**DO THIS:** Copy out all of the material exactly as presented.

**RECORDS TO USE:**
________________________________________
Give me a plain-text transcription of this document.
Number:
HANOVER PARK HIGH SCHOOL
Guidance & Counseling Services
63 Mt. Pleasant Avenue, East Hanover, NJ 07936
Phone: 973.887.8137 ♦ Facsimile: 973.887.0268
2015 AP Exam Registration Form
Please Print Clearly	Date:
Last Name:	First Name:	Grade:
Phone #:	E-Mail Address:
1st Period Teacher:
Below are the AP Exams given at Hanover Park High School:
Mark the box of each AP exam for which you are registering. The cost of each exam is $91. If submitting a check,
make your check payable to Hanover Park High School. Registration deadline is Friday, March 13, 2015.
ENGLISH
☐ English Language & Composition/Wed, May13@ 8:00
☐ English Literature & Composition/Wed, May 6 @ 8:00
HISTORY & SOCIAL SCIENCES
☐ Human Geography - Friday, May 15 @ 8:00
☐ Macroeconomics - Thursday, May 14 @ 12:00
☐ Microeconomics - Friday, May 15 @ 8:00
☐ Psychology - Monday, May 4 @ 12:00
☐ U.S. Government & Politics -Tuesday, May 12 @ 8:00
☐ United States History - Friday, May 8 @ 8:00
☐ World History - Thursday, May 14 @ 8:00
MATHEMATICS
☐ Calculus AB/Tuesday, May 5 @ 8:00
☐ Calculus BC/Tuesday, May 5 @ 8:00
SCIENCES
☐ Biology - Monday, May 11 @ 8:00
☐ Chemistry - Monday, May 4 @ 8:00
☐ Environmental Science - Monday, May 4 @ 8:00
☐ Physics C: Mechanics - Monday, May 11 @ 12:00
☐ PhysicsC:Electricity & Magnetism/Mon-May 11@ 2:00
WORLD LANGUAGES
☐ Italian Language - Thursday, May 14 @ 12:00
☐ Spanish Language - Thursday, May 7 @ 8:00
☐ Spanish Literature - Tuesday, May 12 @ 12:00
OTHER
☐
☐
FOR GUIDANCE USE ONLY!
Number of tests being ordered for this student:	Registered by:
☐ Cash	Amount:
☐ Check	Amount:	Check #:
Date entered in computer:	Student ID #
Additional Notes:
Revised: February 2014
________________________________________
**ANSWER TO THE EXERCISE:**
Give me a plain-text transcription of this document.
Number:
HANOVER PARK HIGH SCHOOL
Guidance & Counseling Services
63 Mt. Pleasant Avenue, East Hanover, NJ 07936
Phone: 973.887.8137 ♦ Facsimile: 973.887.0268
2015 AP Exam Registration Form
Please Print Clearly	Date:
Last Name:	First Name:	Grade:
Phone #:	E-Mail Address:
1st Period Teacher:
Below are the AP Exams given at Hanover Park High School:
Mark the box of each AP exam for which you are registering. The cost of each exam is $91. If submitting a check,
make your check payable to Hanover Park High School. Registration deadline is Friday, March 13, 2015.
ENGLISH
☐ English Language & Composition/Wed, May13@ 8:00
☐ English Literature & Composition/Wed, May 6 @ 8:00
HISTORY & SOCIAL SCIENCES
☐ Human Geography - Friday, May 15 @ 8:00
☐ Macroeconomics - Thursday, May 14 @ 12:00
☐ Microeconomics - Friday, May 15 @ 8:00
☐ Psychology - Monday, May 4 @ 12:00
☐ U.S. Government & Politics -Tuesday, May 12 @ 8:00
☐ United States History - Friday, May 8 @ 8:00
☐ World History - Thursday, May 14 @ 8:00
MATHEMATICS
☐ Calculus AB/Tuesday, May 5 @ 8:00
☐ Calculus BC/Tuesday, May 5 @ 8:00
SCIENCES
☐ Biology - Monday, May 11 @ 8:00
☐ Chemistry - Monday, May 4 @ 8:00
☐ Environmental Science - Monday, May 4 @ 8:00
☐ Physics C: Mechanics - Monday, May 11 @ 12:00
☐ PhysicsC:Electricity & Magnetism/Mon-May 11@ 2:00
WORLD LANGUAGES
☐ Italian Language - Thursday, May 14 @ 12:00
☐ Spanish Language - Thursday, May 7 @ 8:00
☐ Spanish Literature - Tuesday, May 12 @ 12:00
OTHER
☐
☐
FOR GUIDANCE USE ONLY!
Number of tests being ordered for this student:	Registered by:
☐ Cash	Amount:
☐ Check	Amount:	Check #:
Date entered in computer:	Student ID #
Additional Notes:
Revised: February 2014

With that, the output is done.